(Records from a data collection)
↓

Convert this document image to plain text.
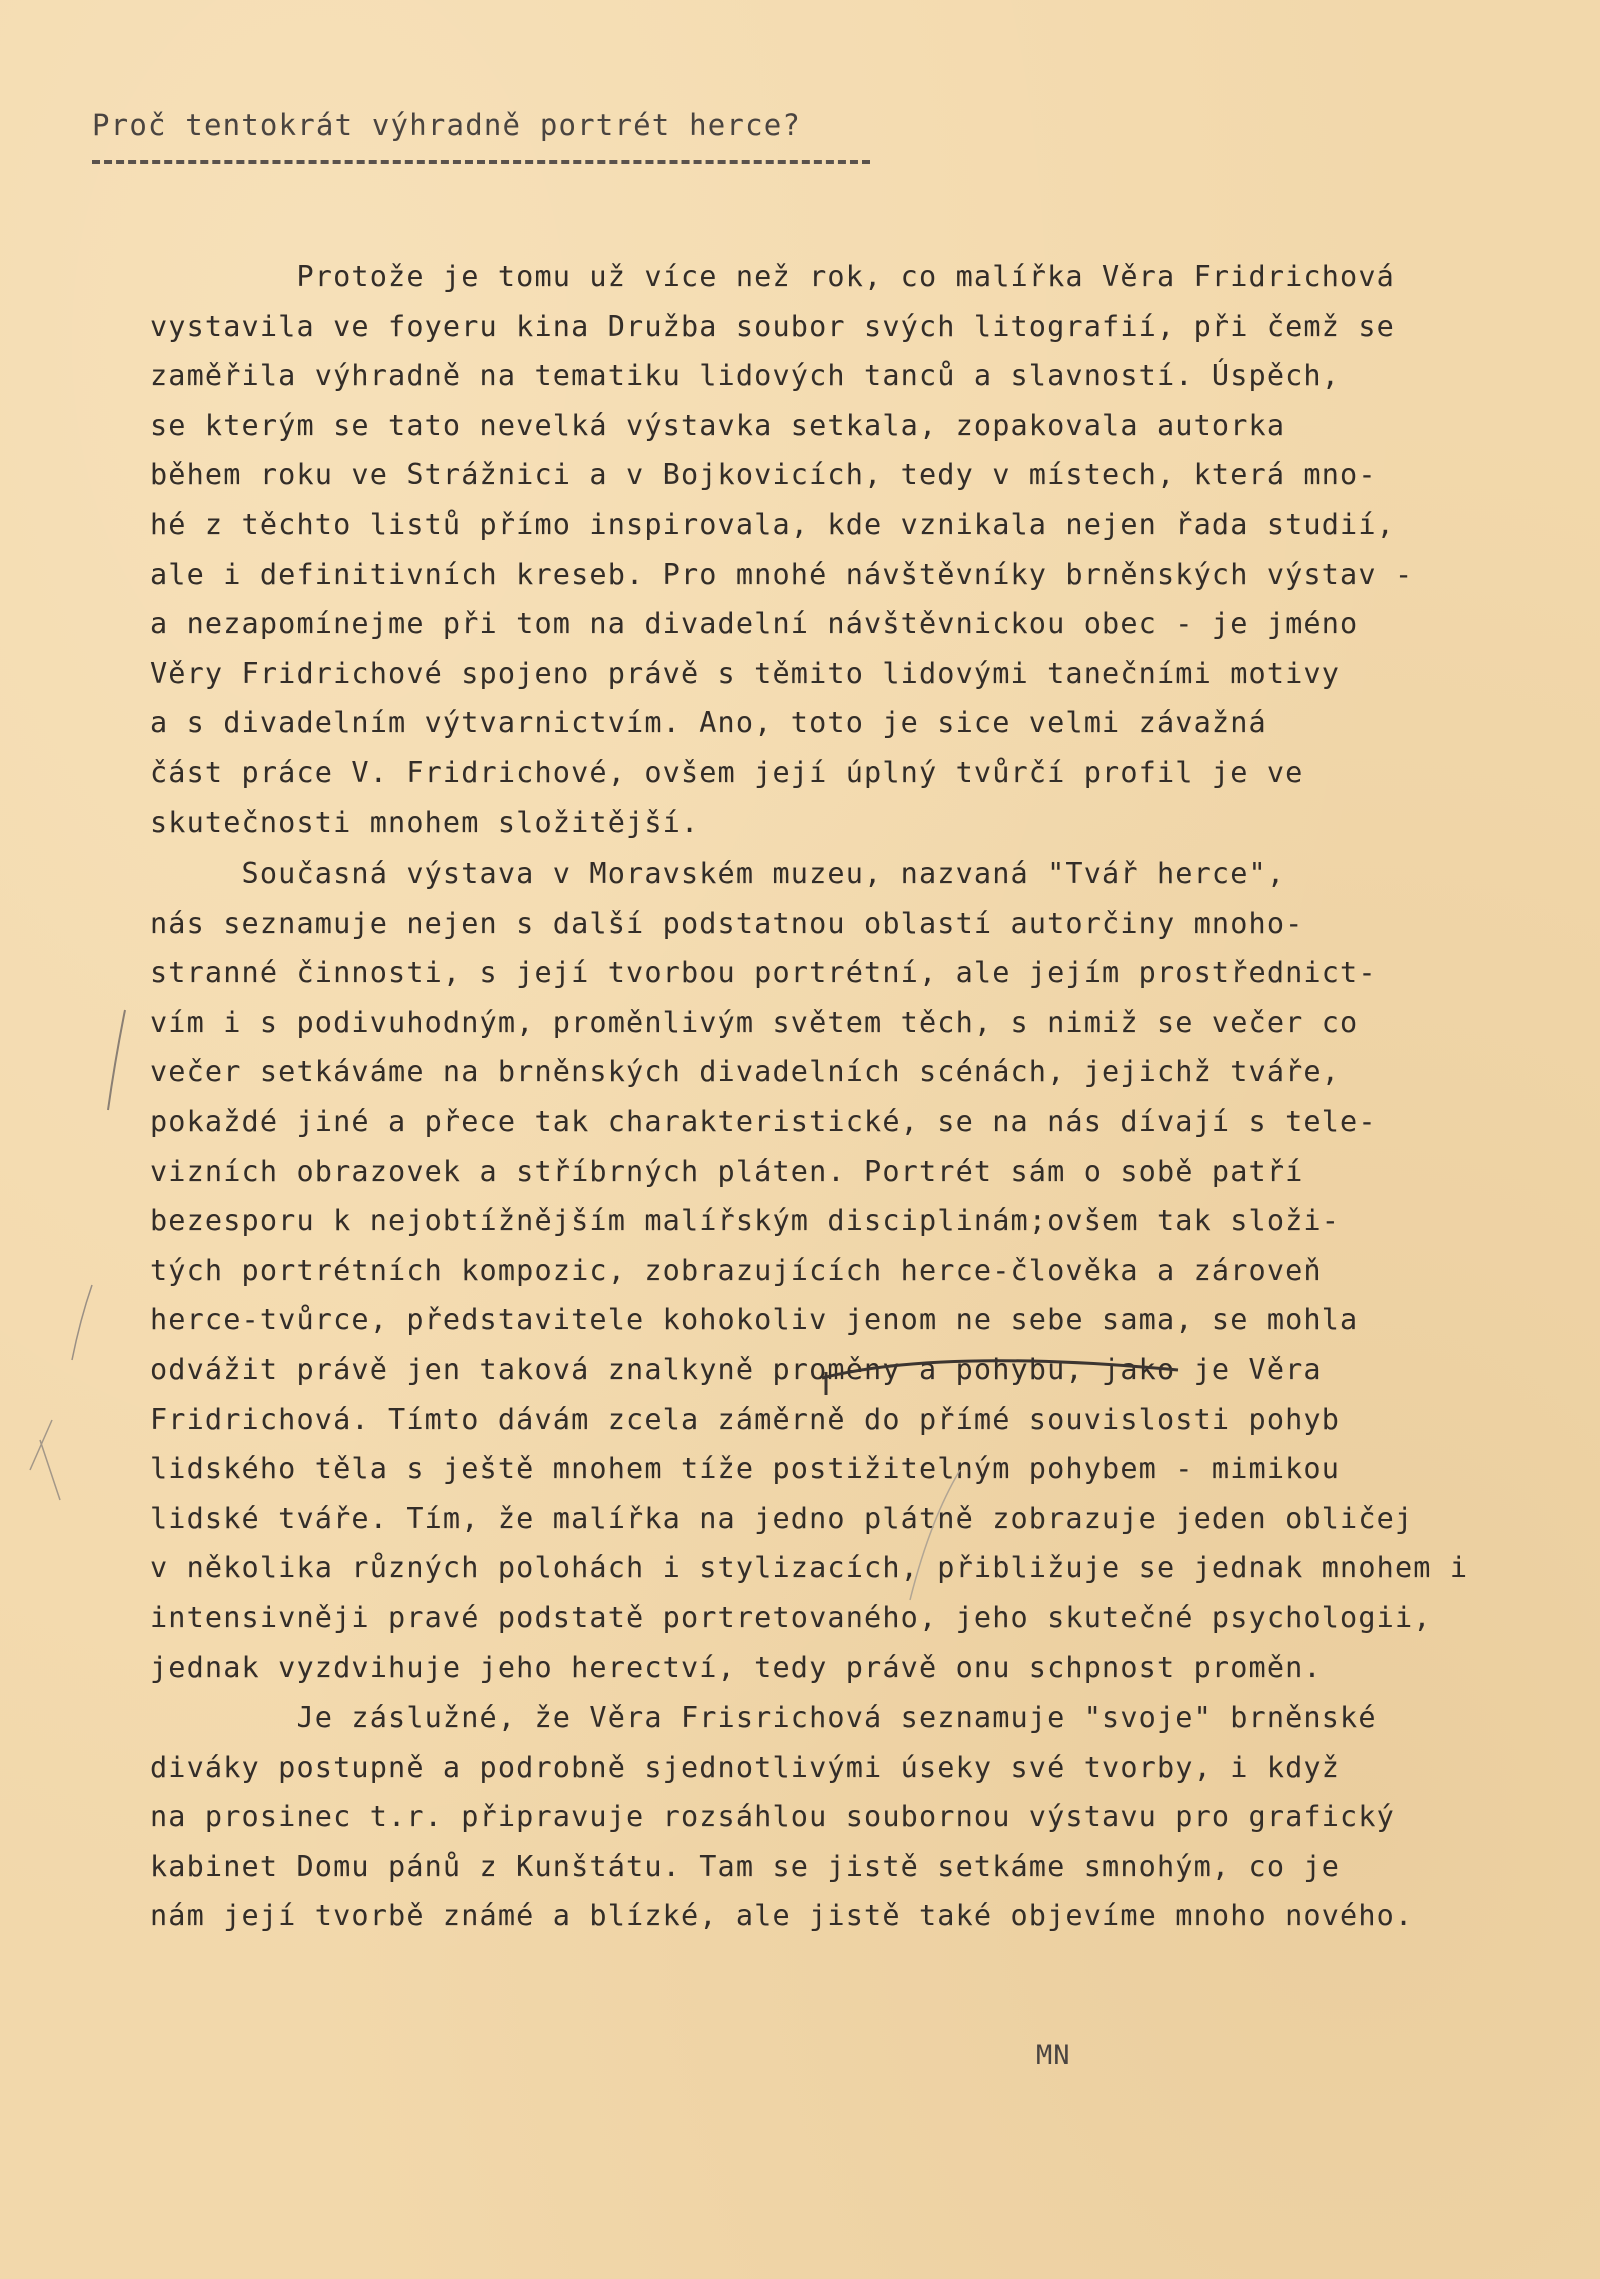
Proč tentokrát výhradně portrét herce?
Protože je tomu už více než rok, co malířka Věra Fridrichová
vystavila ve foyeru kina Družba soubor svých litografií, při čemž se
zaměřila výhradně na tematiku lidových tanců a slavností. Úspěch,
se kterým se tato nevelká výstavka setkala, zopakovala autorka
během roku ve Strážnici a v Bojkovicích, tedy v místech, která mno-
hé z těchto listů přímo inspirovala, kde vznikala nejen řada studií,
ale i definitivních kreseb. Pro mnohé návštěvníky brněnských výstav -
a nezapomínejme při tom na divadelní návštěvnickou obec - je jméno
Věry Fridrichové spojeno právě s těmito lidovými tanečními motivy
a s divadelním výtvarnictvím. Ano, toto je sice velmi závažná
část práce V. Fridrichové, ovšem její úplný tvůrčí profil je ve
skutečnosti mnohem složitější.
Současná výstava v Moravském muzeu, nazvaná "Tvář herce",
nás seznamuje nejen s další podstatnou oblastí autorčiny mnoho-
stranné činnosti, s její tvorbou portrétní, ale jejím prostřednict-
vím i s podivuhodným, proměnlivým světem těch, s nimiž se večer co
večer setkáváme na brněnských divadelních scénách, jejichž tváře,
pokaždé jiné a přece tak charakteristické, se na nás dívají s tele-
vizních obrazovek a stříbrných pláten. Portrét sám o sobě patří
bezesporu k nejobtížnějším malířským disciplinám;ovšem tak složi-
tých portrétních kompozic, zobrazujících herce-člověka a zároveň
herce-tvůrce, představitele kohokoliv jenom ne sebe sama, se mohla
odvážit právě jen taková znalkyně proměny a pohybu, jako je Věra
Fridrichová. Tímto dávám zcela záměrně do přímé souvislosti pohyb
lidského těla s ještě mnohem tíže postižitelným pohybem - mimikou
lidské tváře. Tím, že malířka na jedno plátně zobrazuje jeden obličej
v několika různých polohách i stylizacích, přibližuje se jednak mnohem i
intensivněji pravé podstatě portretovaného, jeho skutečné psychologii,
jednak vyzdvihuje jeho herectví, tedy právě onu schpnost proměn.
Je záslužné, že Věra Frisrichová seznamuje "svoje" brněnské
diváky postupně a podrobně sjednotlivými úseky své tvorby, i když
na prosinec t.r. připravuje rozsáhlou soubornou výstavu pro grafický
kabinet Domu pánů z Kunštátu. Tam se jistě setkáme smnohým, co je
nám její tvorbě známé a blízké, ale jistě také objevíme mnoho nového.
MN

↑

WHAT THE TASK REQUIRES: Transcribe every entry word for word, but skip the pictures.

WORKED ANSWER:
Convert this document image to plain text.
Proč tentokrát výhradně portrét herce?
Protože je tomu už více než rok, co malířka Věra Fridrichová
vystavila ve foyeru kina Družba soubor svých litografií, při čemž se
zaměřila výhradně na tematiku lidových tanců a slavností. Úspěch,
se kterým se tato nevelká výstavka setkala, zopakovala autorka
během roku ve Strážnici a v Bojkovicích, tedy v místech, která mno-
hé z těchto listů přímo inspirovala, kde vznikala nejen řada studií,
ale i definitivních kreseb. Pro mnohé návštěvníky brněnských výstav -
a nezapomínejme při tom na divadelní návštěvnickou obec - je jméno
Věry Fridrichové spojeno právě s těmito lidovými tanečními motivy
a s divadelním výtvarnictvím. Ano, toto je sice velmi závažná
část práce V. Fridrichové, ovšem její úplný tvůrčí profil je ve
skutečnosti mnohem složitější.
Současná výstava v Moravském muzeu, nazvaná "Tvář herce",
nás seznamuje nejen s další podstatnou oblastí autorčiny mnoho-
stranné činnosti, s její tvorbou portrétní, ale jejím prostřednict-
vím i s podivuhodným, proměnlivým světem těch, s nimiž se večer co
večer setkáváme na brněnských divadelních scénách, jejichž tváře,
pokaždé jiné a přece tak charakteristické, se na nás dívají s tele-
vizních obrazovek a stříbrných pláten. Portrét sám o sobě patří
bezesporu k nejobtížnějším malířským disciplinám;ovšem tak složi-
tých portrétních kompozic, zobrazujících herce-člověka a zároveň
herce-tvůrce, představitele kohokoliv jenom ne sebe sama, se mohla
odvážit právě jen taková znalkyně proměny a pohybu, jako je Věra
Fridrichová. Tímto dávám zcela záměrně do přímé souvislosti pohyb
lidského těla s ještě mnohem tíže postižitelným pohybem - mimikou
lidské tváře. Tím, že malířka na jedno plátně zobrazuje jeden obličej
v několika různých polohách i stylizacích, přibližuje se jednak mnohem i
intensivněji pravé podstatě portretovaného, jeho skutečné psychologii,
jednak vyzdvihuje jeho herectví, tedy právě onu schpnost proměn.
Je záslužné, že Věra Frisrichová seznamuje "svoje" brněnské
diváky postupně a podrobně sjednotlivými úseky své tvorby, i když
na prosinec t.r. připravuje rozsáhlou soubornou výstavu pro grafický
kabinet Domu pánů z Kunštátu. Tam se jistě setkáme smnohým, co je
nám její tvorbě známé a blízké, ale jistě také objevíme mnoho nového.
MN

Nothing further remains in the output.